* **Job**: Transcribe every line of the data below without changing anything, and leave out the pictures.
--- start Record extracts ---
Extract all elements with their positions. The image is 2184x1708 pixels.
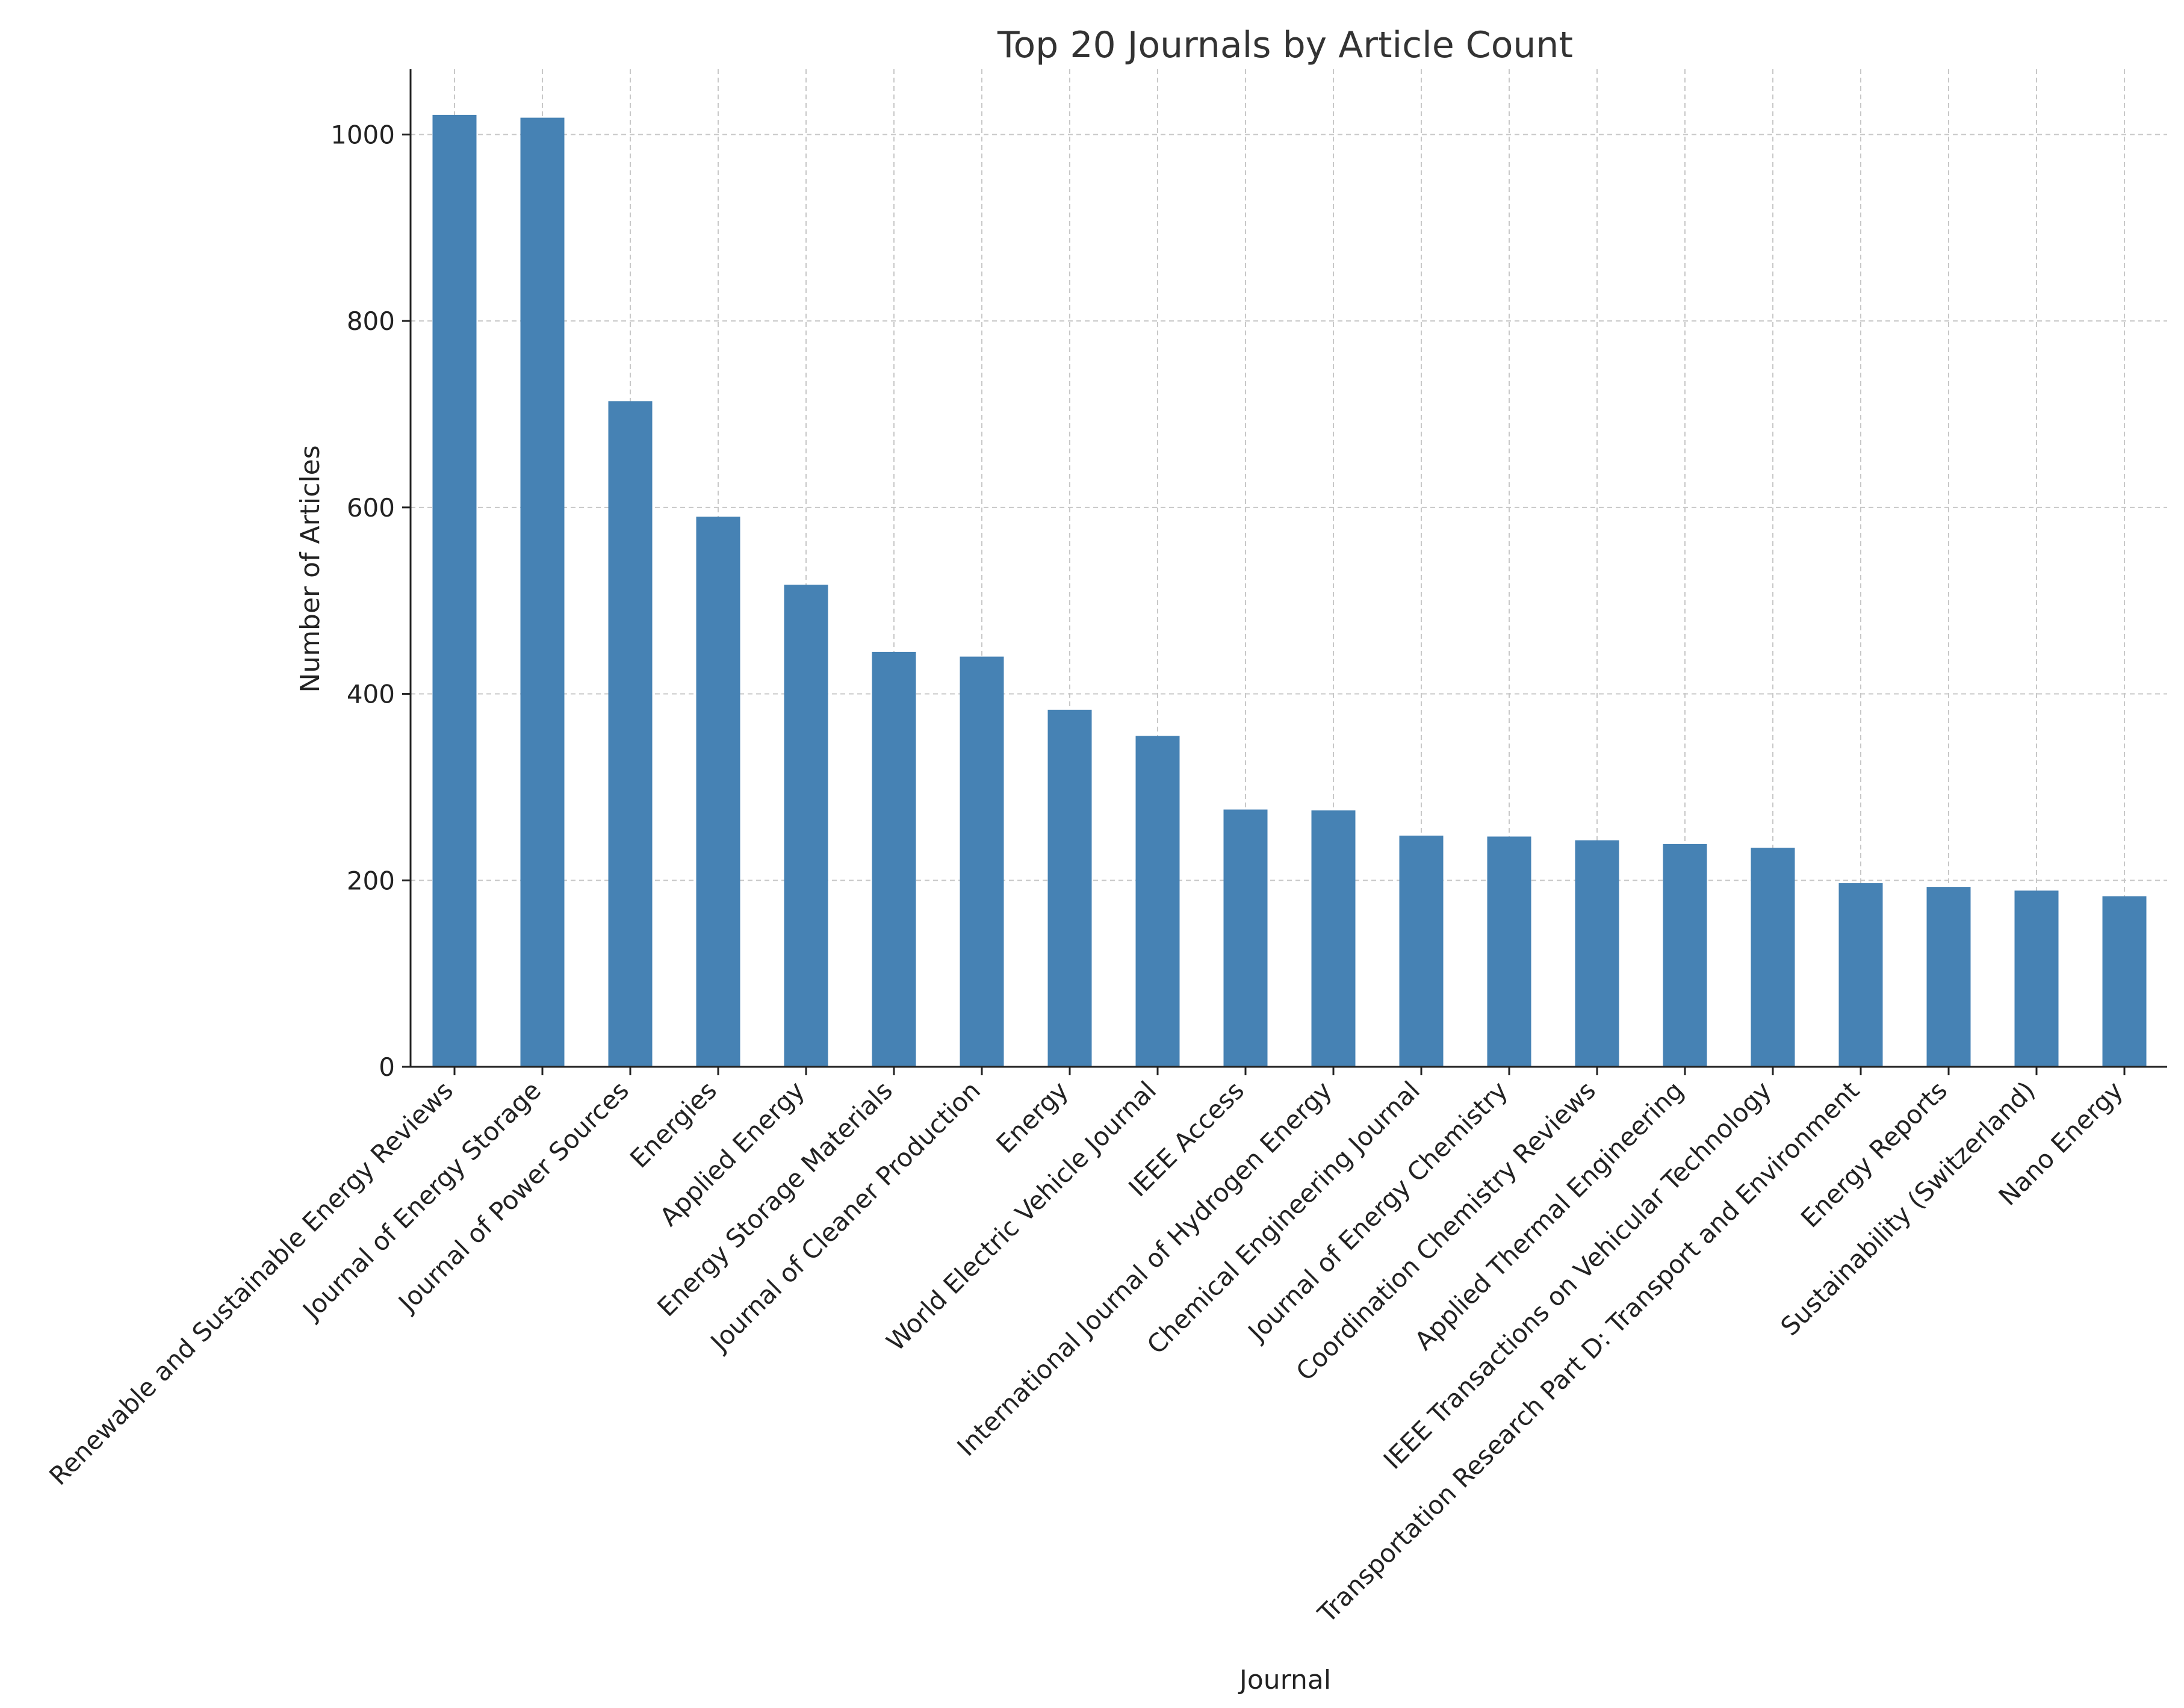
bar	[1575, 840, 1619, 1067]
x-ticks: Renewable and Sustainable Energy Reviews…	[43, 1067, 2129, 1629]
chart-title: Top 20 Journals by Article Count	[997, 24, 1573, 66]
bars	[432, 114, 2147, 1067]
bar	[696, 517, 740, 1067]
y-tick-label: 800	[347, 306, 395, 336]
grid-lines	[411, 69, 2167, 1067]
y-tick-label: 200	[347, 866, 395, 895]
bar	[432, 114, 477, 1067]
y-ticks: 0 200 400 600 800 1000	[330, 120, 411, 1082]
bar	[2102, 896, 2147, 1067]
bar	[872, 651, 916, 1067]
bar	[1047, 709, 1092, 1067]
bar	[608, 401, 653, 1067]
axes	[409, 69, 2167, 1068]
bar	[1223, 809, 1268, 1067]
y-tick-label: 600	[347, 493, 395, 523]
bar	[2014, 890, 2059, 1067]
bar	[784, 585, 828, 1067]
y-axis-label: Number of Articles	[295, 445, 326, 692]
y-tick-label: 0	[379, 1052, 395, 1082]
x-axis-label: Journal	[1238, 1665, 1331, 1695]
bar	[1399, 835, 1444, 1067]
bar	[960, 656, 1004, 1067]
x-tick-label: Renewable and Sustainable Energy Reviews	[43, 1075, 459, 1491]
bar	[1135, 736, 1180, 1067]
bar	[1487, 836, 1531, 1067]
y-tick-label: 1000	[330, 120, 395, 149]
y-tick-label: 400	[347, 680, 395, 709]
bar	[1751, 848, 1795, 1067]
bar	[1663, 843, 1707, 1067]
x-tick-label: Energy	[990, 1075, 1074, 1159]
bar	[1838, 883, 1883, 1067]
bar	[1926, 887, 1971, 1067]
x-tick-label: Energy Reports	[1795, 1075, 1953, 1233]
bar	[1311, 810, 1356, 1067]
bar	[520, 117, 565, 1067]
--- end Record extracts ---
* **Exercise result**:
Extract all elements with their positions. The image is 2184x1708 pixels.
bar	[1575, 840, 1619, 1067]
x-ticks: Renewable and Sustainable Energy Reviews…	[43, 1067, 2129, 1629]
chart-title: Top 20 Journals by Article Count	[997, 24, 1573, 66]
bars	[432, 114, 2147, 1067]
bar	[696, 517, 740, 1067]
y-tick-label: 800	[347, 306, 395, 336]
grid-lines	[411, 69, 2167, 1067]
y-tick-label: 200	[347, 866, 395, 895]
bar	[432, 114, 477, 1067]
y-ticks: 0 200 400 600 800 1000	[330, 120, 411, 1082]
bar	[2102, 896, 2147, 1067]
bar	[872, 651, 916, 1067]
bar	[1047, 709, 1092, 1067]
bar	[608, 401, 653, 1067]
axes	[409, 69, 2167, 1068]
bar	[1223, 809, 1268, 1067]
y-tick-label: 600	[347, 493, 395, 523]
bar	[2014, 890, 2059, 1067]
bar	[784, 585, 828, 1067]
y-axis-label: Number of Articles	[295, 445, 326, 692]
y-tick-label: 0	[379, 1052, 395, 1082]
x-axis-label: Journal	[1238, 1665, 1331, 1695]
bar	[1399, 835, 1444, 1067]
bar	[960, 656, 1004, 1067]
x-tick-label: Renewable and Sustainable Energy Reviews	[43, 1075, 459, 1491]
bar	[1135, 736, 1180, 1067]
bar	[1487, 836, 1531, 1067]
y-tick-label: 1000	[330, 120, 395, 149]
y-tick-label: 400	[347, 680, 395, 709]
bar	[1751, 848, 1795, 1067]
bar	[1663, 843, 1707, 1067]
x-tick-label: Energy	[990, 1075, 1074, 1159]
bar	[1838, 883, 1883, 1067]
bar	[1926, 887, 1971, 1067]
x-tick-label: Energy Reports	[1795, 1075, 1953, 1233]
bar	[1311, 810, 1356, 1067]
bar	[520, 117, 565, 1067]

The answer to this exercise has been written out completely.